Problem statement: Report every line from the material that contains the word "name".

Data records:
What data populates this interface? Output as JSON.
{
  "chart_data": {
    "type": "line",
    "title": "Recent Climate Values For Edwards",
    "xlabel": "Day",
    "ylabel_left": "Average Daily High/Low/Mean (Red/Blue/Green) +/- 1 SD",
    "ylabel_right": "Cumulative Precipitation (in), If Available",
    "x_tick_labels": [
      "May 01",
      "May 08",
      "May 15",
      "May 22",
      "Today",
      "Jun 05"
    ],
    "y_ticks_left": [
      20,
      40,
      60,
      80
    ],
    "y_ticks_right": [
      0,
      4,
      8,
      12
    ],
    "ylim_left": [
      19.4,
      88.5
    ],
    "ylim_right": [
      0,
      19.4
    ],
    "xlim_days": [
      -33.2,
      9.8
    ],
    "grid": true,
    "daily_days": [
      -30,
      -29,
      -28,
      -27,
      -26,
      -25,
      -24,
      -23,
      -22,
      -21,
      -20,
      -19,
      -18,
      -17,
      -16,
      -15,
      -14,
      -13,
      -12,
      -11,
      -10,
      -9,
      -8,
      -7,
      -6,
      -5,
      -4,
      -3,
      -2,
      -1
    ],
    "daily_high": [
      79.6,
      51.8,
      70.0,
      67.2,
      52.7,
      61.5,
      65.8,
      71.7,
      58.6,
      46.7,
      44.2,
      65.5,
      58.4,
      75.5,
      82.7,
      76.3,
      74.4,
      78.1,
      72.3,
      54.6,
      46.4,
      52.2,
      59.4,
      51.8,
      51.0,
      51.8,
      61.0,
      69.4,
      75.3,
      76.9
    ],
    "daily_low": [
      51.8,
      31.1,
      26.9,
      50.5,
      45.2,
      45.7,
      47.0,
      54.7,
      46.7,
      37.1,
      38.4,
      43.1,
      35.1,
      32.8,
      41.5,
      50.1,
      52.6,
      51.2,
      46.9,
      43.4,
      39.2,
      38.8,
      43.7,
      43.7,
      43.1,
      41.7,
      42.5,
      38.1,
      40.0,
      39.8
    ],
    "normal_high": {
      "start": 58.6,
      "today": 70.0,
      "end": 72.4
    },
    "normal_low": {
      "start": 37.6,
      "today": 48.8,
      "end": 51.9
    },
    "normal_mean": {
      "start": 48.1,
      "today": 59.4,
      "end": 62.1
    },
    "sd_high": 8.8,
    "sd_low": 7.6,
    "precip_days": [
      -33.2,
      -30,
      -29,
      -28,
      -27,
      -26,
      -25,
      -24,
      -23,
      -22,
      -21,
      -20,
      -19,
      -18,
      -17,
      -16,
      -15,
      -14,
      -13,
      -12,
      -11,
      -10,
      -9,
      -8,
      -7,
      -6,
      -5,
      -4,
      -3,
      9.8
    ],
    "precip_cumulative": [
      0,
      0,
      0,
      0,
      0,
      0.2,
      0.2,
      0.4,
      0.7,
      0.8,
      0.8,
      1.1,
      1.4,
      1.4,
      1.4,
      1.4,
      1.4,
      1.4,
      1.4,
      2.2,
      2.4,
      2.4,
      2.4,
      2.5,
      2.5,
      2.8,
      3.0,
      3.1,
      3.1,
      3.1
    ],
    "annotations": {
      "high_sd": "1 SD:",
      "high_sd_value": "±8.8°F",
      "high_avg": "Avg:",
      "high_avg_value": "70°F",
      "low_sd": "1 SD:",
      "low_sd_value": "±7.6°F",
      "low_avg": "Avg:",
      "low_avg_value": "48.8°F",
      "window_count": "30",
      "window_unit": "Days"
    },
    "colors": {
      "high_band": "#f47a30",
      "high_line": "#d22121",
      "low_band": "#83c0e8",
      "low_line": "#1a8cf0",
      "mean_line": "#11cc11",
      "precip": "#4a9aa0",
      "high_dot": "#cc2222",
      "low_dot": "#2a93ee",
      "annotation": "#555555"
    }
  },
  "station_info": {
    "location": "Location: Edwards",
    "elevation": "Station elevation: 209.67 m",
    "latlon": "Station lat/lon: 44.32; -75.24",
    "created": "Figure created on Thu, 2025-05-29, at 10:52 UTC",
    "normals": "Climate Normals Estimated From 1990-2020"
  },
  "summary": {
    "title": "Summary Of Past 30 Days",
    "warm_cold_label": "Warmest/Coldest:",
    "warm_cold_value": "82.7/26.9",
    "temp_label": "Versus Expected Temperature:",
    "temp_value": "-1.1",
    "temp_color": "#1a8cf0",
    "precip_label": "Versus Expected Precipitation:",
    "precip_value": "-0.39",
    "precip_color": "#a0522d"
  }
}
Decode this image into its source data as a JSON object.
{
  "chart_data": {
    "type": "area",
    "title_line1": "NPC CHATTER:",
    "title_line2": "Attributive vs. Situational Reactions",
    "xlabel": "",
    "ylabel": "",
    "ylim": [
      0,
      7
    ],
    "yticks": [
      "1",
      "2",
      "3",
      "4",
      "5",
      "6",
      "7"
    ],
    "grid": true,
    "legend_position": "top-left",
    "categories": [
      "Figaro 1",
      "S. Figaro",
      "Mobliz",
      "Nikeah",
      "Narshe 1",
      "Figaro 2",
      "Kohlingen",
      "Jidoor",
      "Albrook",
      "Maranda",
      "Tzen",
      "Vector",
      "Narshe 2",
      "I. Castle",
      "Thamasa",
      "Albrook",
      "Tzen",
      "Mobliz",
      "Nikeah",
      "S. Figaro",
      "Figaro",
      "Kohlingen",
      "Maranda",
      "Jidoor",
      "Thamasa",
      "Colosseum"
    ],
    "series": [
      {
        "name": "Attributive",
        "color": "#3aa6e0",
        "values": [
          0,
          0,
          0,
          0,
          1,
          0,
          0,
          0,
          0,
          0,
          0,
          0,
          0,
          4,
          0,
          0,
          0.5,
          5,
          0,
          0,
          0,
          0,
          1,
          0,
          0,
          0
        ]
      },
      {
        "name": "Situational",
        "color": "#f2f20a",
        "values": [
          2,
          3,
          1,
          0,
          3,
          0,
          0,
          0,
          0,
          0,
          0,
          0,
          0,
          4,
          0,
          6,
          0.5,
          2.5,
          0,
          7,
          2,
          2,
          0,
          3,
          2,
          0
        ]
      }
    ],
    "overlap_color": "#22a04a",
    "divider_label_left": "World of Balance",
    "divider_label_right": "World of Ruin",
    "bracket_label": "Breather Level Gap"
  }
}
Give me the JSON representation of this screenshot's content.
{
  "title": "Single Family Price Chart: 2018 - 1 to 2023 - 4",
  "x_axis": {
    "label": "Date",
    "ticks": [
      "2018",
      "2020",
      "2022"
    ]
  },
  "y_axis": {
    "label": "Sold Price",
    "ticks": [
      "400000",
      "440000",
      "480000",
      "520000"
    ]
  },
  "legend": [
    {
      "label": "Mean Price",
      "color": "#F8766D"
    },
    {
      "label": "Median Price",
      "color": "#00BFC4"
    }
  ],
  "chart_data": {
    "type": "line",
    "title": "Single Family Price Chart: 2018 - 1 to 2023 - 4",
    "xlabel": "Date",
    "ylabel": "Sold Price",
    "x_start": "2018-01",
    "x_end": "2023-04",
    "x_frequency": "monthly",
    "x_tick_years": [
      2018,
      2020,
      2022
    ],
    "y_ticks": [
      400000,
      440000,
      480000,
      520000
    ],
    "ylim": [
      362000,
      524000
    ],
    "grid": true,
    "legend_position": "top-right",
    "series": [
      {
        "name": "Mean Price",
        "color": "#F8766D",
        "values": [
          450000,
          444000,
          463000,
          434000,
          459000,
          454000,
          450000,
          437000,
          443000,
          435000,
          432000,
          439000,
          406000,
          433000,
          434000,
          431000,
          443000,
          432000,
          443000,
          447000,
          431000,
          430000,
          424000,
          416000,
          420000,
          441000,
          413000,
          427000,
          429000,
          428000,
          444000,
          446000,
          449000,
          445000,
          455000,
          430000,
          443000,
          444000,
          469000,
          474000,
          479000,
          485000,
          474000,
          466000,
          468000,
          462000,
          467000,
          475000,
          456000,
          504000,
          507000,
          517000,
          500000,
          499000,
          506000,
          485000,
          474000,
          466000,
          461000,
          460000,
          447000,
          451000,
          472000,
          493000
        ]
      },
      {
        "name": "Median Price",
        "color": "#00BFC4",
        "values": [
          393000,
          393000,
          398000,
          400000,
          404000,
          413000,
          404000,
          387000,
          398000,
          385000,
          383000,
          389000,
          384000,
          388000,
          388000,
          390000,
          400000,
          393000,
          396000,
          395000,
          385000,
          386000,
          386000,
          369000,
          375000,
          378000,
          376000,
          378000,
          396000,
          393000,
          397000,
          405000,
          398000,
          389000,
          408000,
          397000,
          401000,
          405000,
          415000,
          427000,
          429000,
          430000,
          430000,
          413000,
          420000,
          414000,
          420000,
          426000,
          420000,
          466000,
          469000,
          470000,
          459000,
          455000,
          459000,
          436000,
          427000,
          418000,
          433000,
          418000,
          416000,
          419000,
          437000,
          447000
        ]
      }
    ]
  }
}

Output for this task:
        "name": "Attributive",
        "name": "Situational",
        "name": "Mean Price",
        "name": "Median Price",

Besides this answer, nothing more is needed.